Task directions:
All lines holding the string "British" are to be shown.
___ Materials provided ___
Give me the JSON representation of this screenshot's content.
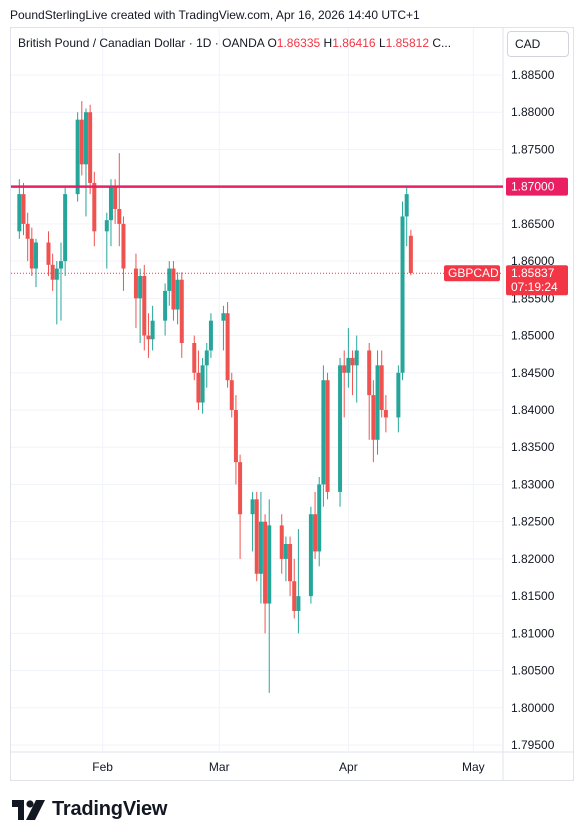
{
  "header": {
    "credit": "PoundSterlingLive created with TradingView.com, Apr 16, 2026 14:40 UTC+1"
  },
  "legend": {
    "symbol": "British Pound / Canadian Dollar · 1D · OANDA",
    "open_label": "O",
    "open_value": "1.86335",
    "high_label": "H",
    "high_value": "1.86416",
    "low_label": "L",
    "low_value": "1.85812",
    "close_label": "C..."
  },
  "currency": "CAD",
  "price_line": {
    "value": 1.87,
    "label": "1.87000",
    "color": "#e91e63"
  },
  "last_price": {
    "ticker": "GBPCAD",
    "value": 1.85837,
    "label": "1.85837",
    "countdown": "07:19:24",
    "color": "#f23645"
  },
  "colors": {
    "up": "#26a69a",
    "down": "#ef5350",
    "grid": "#f0f3fa",
    "text": "#131722"
  },
  "logo": {
    "text": "TradingView"
  },
  "chart_data": {
    "type": "candlestick",
    "title": "British Pound / Canadian Dollar · 1D · OANDA",
    "ylim": [
      1.795,
      1.885
    ],
    "y_ticks": [
      "1.88500",
      "1.88000",
      "1.87500",
      "1.87000",
      "1.86500",
      "1.86000",
      "1.85500",
      "1.85000",
      "1.84500",
      "1.84000",
      "1.83500",
      "1.83000",
      "1.82500",
      "1.82000",
      "1.81500",
      "1.81000",
      "1.80500",
      "1.80000",
      "1.79500"
    ],
    "x_ticks": [
      {
        "label": "Feb",
        "x": "2026-02-01"
      },
      {
        "label": "Mar",
        "x": "2026-03-01"
      },
      {
        "label": "Apr",
        "x": "2026-04-01"
      },
      {
        "label": "May",
        "x": "2026-05-01"
      }
    ],
    "grid": true,
    "candles": [
      [
        "2026-01-12",
        1.864,
        1.871,
        1.863,
        1.869
      ],
      [
        "2026-01-13",
        1.869,
        1.8705,
        1.8635,
        1.865
      ],
      [
        "2026-01-14",
        1.865,
        1.8665,
        1.86,
        1.863
      ],
      [
        "2026-01-15",
        1.863,
        1.8645,
        1.858,
        1.859
      ],
      [
        "2026-01-16",
        1.859,
        1.863,
        1.8565,
        1.8625
      ],
      [
        "2026-01-19",
        1.8625,
        1.864,
        1.858,
        1.8595
      ],
      [
        "2026-01-20",
        1.8595,
        1.861,
        1.856,
        1.8575
      ],
      [
        "2026-01-21",
        1.8575,
        1.86,
        1.8515,
        1.859
      ],
      [
        "2026-01-22",
        1.859,
        1.8625,
        1.852,
        1.86
      ],
      [
        "2026-01-23",
        1.86,
        1.87,
        1.858,
        1.869
      ],
      [
        "2026-01-26",
        1.869,
        1.88,
        1.868,
        1.879
      ],
      [
        "2026-01-27",
        1.879,
        1.8815,
        1.8715,
        1.873
      ],
      [
        "2026-01-28",
        1.873,
        1.8805,
        1.866,
        1.88
      ],
      [
        "2026-01-29",
        1.88,
        1.881,
        1.869,
        1.8705
      ],
      [
        "2026-01-30",
        1.8705,
        1.872,
        1.862,
        1.864
      ],
      [
        "2026-02-02",
        1.864,
        1.8665,
        1.859,
        1.8655
      ],
      [
        "2026-02-03",
        1.8655,
        1.871,
        1.862,
        1.87
      ],
      [
        "2026-02-04",
        1.87,
        1.871,
        1.865,
        1.867
      ],
      [
        "2026-02-05",
        1.867,
        1.8745,
        1.862,
        1.865
      ],
      [
        "2026-02-06",
        1.865,
        1.866,
        1.856,
        1.859
      ],
      [
        "2026-02-09",
        1.859,
        1.861,
        1.851,
        1.855
      ],
      [
        "2026-02-10",
        1.855,
        1.859,
        1.849,
        1.858
      ],
      [
        "2026-02-11",
        1.858,
        1.8595,
        1.848,
        1.85
      ],
      [
        "2026-02-12",
        1.85,
        1.853,
        1.847,
        1.8495
      ],
      [
        "2026-02-13",
        1.8495,
        1.854,
        1.848,
        1.852
      ],
      [
        "2026-02-16",
        1.852,
        1.857,
        1.85,
        1.856
      ],
      [
        "2026-02-17",
        1.856,
        1.86,
        1.854,
        1.859
      ],
      [
        "2026-02-18",
        1.859,
        1.86,
        1.852,
        1.8535
      ],
      [
        "2026-02-19",
        1.8535,
        1.8585,
        1.8515,
        1.8575
      ],
      [
        "2026-02-20",
        1.8575,
        1.8585,
        1.847,
        1.849
      ],
      [
        "2026-02-23",
        1.849,
        1.85,
        1.844,
        1.845
      ],
      [
        "2026-02-24",
        1.845,
        1.848,
        1.84,
        1.841
      ],
      [
        "2026-02-25",
        1.841,
        1.847,
        1.8395,
        1.846
      ],
      [
        "2026-02-26",
        1.846,
        1.849,
        1.843,
        1.848
      ],
      [
        "2026-02-27",
        1.848,
        1.853,
        1.847,
        1.852
      ],
      [
        "2026-03-02",
        1.852,
        1.854,
        1.848,
        1.853
      ],
      [
        "2026-03-03",
        1.853,
        1.8545,
        1.843,
        1.844
      ],
      [
        "2026-03-04",
        1.844,
        1.845,
        1.839,
        1.84
      ],
      [
        "2026-03-05",
        1.84,
        1.842,
        1.83,
        1.833
      ],
      [
        "2026-03-06",
        1.833,
        1.834,
        1.82,
        1.826
      ],
      [
        "2026-03-09",
        1.826,
        1.829,
        1.821,
        1.828
      ],
      [
        "2026-03-10",
        1.828,
        1.829,
        1.817,
        1.818
      ],
      [
        "2026-03-11",
        1.818,
        1.829,
        1.814,
        1.825
      ],
      [
        "2026-03-12",
        1.825,
        1.826,
        1.81,
        1.814
      ],
      [
        "2026-03-13",
        1.814,
        1.828,
        1.802,
        1.8245
      ],
      [
        "2026-03-16",
        1.8245,
        1.826,
        1.818,
        1.82
      ],
      [
        "2026-03-17",
        1.82,
        1.823,
        1.817,
        1.822
      ],
      [
        "2026-03-18",
        1.822,
        1.823,
        1.815,
        1.817
      ],
      [
        "2026-03-19",
        1.817,
        1.82,
        1.812,
        1.813
      ],
      [
        "2026-03-20",
        1.813,
        1.824,
        1.81,
        1.815
      ],
      [
        "2026-03-23",
        1.815,
        1.827,
        1.814,
        1.826
      ],
      [
        "2026-03-24",
        1.826,
        1.829,
        1.82,
        1.821
      ],
      [
        "2026-03-25",
        1.821,
        1.831,
        1.819,
        1.83
      ],
      [
        "2026-03-26",
        1.83,
        1.846,
        1.827,
        1.844
      ],
      [
        "2026-03-27",
        1.844,
        1.845,
        1.828,
        1.829
      ],
      [
        "2026-03-30",
        1.829,
        1.847,
        1.827,
        1.846
      ],
      [
        "2026-03-31",
        1.846,
        1.848,
        1.839,
        1.845
      ],
      [
        "2026-04-01",
        1.845,
        1.851,
        1.843,
        1.847
      ],
      [
        "2026-04-02",
        1.847,
        1.848,
        1.842,
        1.846
      ],
      [
        "2026-04-03",
        1.846,
        1.85,
        1.841,
        1.848
      ],
      [
        "2026-04-06",
        1.848,
        1.849,
        1.836,
        1.842
      ],
      [
        "2026-04-07",
        1.842,
        1.844,
        1.833,
        1.836
      ],
      [
        "2026-04-08",
        1.836,
        1.848,
        1.834,
        1.846
      ],
      [
        "2026-04-09",
        1.846,
        1.848,
        1.839,
        1.84
      ],
      [
        "2026-04-10",
        1.84,
        1.842,
        1.837,
        1.839
      ],
      [
        "2026-04-13",
        1.839,
        1.846,
        1.837,
        1.845
      ],
      [
        "2026-04-14",
        1.845,
        1.868,
        1.844,
        1.866
      ],
      [
        "2026-04-15",
        1.866,
        1.87,
        1.862,
        1.869
      ],
      [
        "2026-04-16",
        1.8634,
        1.8642,
        1.8581,
        1.8584
      ]
    ]
  }
}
___
Solution below:
    "symbol": "British Pound / Canadian Dollar · 1D · OANDA",
    "title": "British Pound / Canadian Dollar · 1D · OANDA",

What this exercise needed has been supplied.